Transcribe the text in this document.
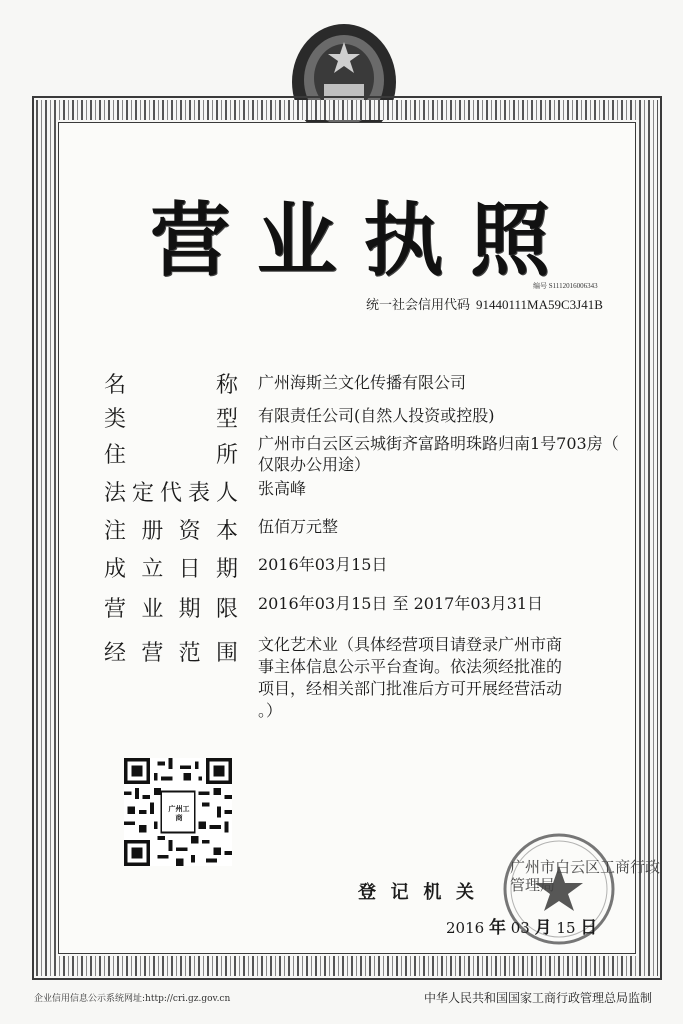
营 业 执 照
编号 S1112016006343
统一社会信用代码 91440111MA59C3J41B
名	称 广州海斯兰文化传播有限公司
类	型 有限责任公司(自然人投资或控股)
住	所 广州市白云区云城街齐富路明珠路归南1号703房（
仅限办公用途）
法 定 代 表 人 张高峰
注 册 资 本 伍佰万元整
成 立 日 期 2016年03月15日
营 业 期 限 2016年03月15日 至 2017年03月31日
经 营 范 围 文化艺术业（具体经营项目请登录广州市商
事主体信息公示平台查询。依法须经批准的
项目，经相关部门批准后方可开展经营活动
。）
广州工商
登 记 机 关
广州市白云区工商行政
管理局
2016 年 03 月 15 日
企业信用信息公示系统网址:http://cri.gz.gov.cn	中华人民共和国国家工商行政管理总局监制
________
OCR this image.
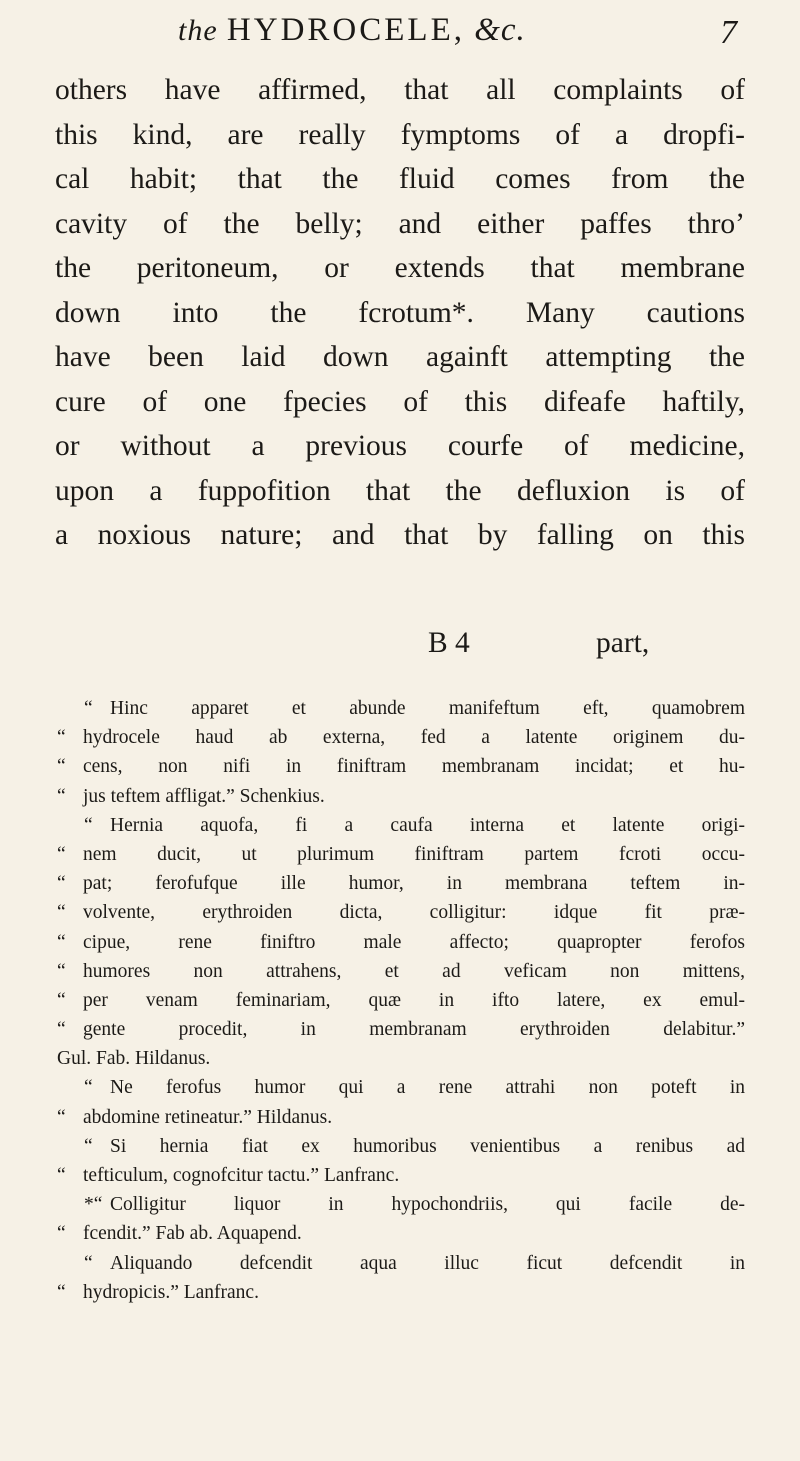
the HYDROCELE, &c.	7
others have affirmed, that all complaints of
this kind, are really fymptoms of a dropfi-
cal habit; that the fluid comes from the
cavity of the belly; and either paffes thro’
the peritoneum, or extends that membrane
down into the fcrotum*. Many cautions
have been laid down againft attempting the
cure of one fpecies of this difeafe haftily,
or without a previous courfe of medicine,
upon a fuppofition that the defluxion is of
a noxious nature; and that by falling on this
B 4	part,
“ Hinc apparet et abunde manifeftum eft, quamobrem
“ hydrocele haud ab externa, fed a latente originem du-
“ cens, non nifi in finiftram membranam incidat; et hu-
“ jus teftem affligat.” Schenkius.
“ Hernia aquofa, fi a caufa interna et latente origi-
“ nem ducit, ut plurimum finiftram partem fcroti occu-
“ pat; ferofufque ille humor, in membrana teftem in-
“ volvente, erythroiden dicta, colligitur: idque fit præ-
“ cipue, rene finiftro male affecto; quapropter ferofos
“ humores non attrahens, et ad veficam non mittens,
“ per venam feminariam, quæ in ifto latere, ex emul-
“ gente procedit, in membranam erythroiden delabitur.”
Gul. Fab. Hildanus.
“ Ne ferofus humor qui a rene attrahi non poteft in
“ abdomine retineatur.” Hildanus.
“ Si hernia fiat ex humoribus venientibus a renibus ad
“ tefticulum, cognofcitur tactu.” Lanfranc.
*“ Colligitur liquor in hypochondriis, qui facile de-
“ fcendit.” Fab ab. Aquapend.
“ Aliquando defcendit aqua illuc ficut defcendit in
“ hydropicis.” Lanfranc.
________
• Written request: Above are the entries; count how many of their lines contain the word "rene" and give only that number.

• Answer to this exercise: 2